- **Text**
--------------------

S3 Notification Events

  • Optional
  • Generates events for operations performed on the bucket or objects
  • Object name filtering using prefix and suffix matching
  • For the same combination of prefix and event type, we can only have one event rule. Example: we can send S3 notification for object created at /files to only one destination (single rule).
  • Targets
    • SNS topics
    • SQS Standard queues (not FIFO queues)
    • Lambda functions

Requester Pays Buckets

  • Requester pays the cost of the request and the data downloaded from the bucket. The bucket owner only pays for the storage.
  • Used to share large datasets with other AWS accounts
  • The requester must be authenticated in AWS (cannot be anonymous)

Object Lock

  • WORM (Write Once Read Many) model
  • Block an object version modification or deletion for a specified amount of time
  • Modes:
    • Governance mode
      • Only users with special permissions can overwrite or delete the object version or alter its lock settings
    • Compliance mode
      • A protected object version cannot be overwritten or deleted by any user, including the root user
      • The object's retention mode can’t be changed, and the retention period can’t be shortened

Glacier Vault Lock

  • WORM (Write Once Read Many) model for Glacier
  • For compliance and data retention

Last updated: 2023-02-21

--------------------

- **Work to do**
[1] Please rewrite the S3 notes from "S3 Notification Events" to "destination (single rule).", substituting "key prefix" for "prefix".
[2] Answer these questions from the S3 notes:
(a) Which kind of SQS queue can be a target for S3 notification events?
(b) In a Requester Pays bucket, what does the bucket owner pay for?
(c) Under compliance mode, can the root user delete a protected object version?

Stored entries:
--------------------

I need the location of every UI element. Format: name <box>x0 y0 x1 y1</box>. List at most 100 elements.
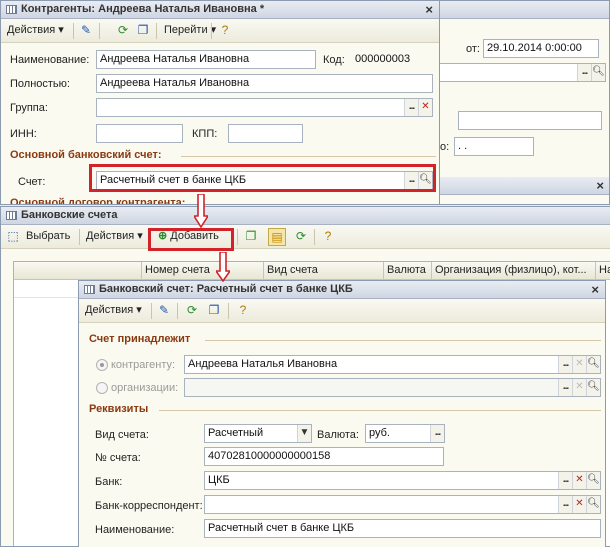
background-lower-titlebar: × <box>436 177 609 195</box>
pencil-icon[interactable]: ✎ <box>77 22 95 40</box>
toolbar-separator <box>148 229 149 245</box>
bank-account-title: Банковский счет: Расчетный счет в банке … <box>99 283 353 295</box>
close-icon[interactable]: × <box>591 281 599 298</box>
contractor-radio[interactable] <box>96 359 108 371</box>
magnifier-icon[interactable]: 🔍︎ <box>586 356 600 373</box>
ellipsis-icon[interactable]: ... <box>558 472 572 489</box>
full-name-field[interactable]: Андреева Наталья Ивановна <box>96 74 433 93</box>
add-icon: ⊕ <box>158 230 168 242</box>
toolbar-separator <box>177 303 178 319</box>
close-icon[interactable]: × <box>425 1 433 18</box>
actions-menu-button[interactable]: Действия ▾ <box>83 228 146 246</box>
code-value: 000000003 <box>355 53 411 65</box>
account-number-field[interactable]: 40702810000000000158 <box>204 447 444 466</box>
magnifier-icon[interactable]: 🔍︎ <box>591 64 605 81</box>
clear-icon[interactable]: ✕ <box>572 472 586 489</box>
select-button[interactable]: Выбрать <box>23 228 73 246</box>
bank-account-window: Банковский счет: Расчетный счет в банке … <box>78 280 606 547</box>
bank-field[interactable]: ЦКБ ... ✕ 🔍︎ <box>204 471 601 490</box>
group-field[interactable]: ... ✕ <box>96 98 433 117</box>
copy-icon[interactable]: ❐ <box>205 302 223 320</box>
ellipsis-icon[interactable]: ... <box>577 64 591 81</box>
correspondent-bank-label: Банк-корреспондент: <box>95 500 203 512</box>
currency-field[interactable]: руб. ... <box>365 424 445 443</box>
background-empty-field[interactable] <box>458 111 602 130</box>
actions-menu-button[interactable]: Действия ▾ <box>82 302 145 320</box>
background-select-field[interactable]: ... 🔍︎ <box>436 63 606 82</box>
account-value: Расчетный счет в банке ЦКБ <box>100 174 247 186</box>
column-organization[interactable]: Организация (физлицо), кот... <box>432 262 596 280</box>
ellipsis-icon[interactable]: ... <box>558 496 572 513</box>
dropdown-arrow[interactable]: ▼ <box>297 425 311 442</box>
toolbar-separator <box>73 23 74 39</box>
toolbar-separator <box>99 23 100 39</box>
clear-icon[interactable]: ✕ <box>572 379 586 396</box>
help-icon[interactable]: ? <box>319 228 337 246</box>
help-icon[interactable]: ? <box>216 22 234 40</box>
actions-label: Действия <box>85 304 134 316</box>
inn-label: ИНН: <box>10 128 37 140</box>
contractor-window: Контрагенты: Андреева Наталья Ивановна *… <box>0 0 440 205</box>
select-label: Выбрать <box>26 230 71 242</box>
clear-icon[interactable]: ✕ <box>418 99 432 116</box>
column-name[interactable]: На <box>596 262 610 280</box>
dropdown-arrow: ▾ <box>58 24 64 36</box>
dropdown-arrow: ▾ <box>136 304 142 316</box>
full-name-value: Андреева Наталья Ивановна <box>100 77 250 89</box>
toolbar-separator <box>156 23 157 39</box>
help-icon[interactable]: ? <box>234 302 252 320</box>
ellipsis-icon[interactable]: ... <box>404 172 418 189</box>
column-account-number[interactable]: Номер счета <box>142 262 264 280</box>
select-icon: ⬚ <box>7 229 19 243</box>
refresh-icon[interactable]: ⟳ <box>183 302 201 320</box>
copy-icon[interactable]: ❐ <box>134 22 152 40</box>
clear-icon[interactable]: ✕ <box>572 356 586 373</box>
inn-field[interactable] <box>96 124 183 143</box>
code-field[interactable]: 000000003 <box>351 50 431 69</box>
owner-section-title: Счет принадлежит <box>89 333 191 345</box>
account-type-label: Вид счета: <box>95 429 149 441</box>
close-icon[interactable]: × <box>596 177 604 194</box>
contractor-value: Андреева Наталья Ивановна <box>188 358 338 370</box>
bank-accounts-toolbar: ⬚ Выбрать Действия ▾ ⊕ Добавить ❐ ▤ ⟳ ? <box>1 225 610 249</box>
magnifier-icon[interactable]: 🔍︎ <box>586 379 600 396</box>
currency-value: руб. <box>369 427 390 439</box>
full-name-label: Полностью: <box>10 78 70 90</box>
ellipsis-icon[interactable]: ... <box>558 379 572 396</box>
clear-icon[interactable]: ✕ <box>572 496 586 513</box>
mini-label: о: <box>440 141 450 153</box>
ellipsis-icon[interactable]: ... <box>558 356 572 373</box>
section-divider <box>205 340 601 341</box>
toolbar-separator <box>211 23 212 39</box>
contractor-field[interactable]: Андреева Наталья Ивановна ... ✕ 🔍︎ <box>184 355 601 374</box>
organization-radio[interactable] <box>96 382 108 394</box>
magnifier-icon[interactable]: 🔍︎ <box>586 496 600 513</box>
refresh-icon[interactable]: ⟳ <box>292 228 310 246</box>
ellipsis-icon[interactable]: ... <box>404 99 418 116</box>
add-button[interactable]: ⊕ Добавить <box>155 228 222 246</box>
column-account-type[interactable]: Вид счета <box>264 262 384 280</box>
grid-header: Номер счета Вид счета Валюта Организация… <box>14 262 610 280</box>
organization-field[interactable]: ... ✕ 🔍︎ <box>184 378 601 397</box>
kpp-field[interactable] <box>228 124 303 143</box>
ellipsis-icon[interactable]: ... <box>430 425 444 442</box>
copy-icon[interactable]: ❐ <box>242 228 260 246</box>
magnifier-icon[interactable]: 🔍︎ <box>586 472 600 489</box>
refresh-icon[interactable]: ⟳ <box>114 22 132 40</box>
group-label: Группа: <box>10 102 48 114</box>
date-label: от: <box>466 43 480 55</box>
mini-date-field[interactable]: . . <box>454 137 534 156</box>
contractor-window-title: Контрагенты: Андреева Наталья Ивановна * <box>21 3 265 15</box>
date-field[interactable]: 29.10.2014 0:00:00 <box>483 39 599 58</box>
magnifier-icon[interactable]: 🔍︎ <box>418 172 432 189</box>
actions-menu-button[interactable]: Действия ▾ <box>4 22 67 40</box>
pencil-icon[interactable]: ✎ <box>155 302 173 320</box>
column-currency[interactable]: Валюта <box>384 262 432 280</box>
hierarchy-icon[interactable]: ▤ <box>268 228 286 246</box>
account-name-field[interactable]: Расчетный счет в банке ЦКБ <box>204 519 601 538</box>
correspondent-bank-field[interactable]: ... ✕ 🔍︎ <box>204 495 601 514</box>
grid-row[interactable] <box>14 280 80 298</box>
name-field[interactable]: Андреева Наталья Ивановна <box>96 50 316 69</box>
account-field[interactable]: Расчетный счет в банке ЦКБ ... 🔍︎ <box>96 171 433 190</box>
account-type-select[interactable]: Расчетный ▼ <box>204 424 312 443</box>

--------------------

- **Outputs**
[1]
S3 Notification Events

  • Optional
  • Generates events for operations performed on the bucket or objects
  • Object name filtering using key prefix and suffix matching
  • For the same combination of key prefix and event type, we can only have one event rule. Example: we can send S3 notification for object created at /files to only one destination (single rule).

[2]
(a) SQS Standard queues (not FIFO queues).
(b) Only the storage.
(c) No.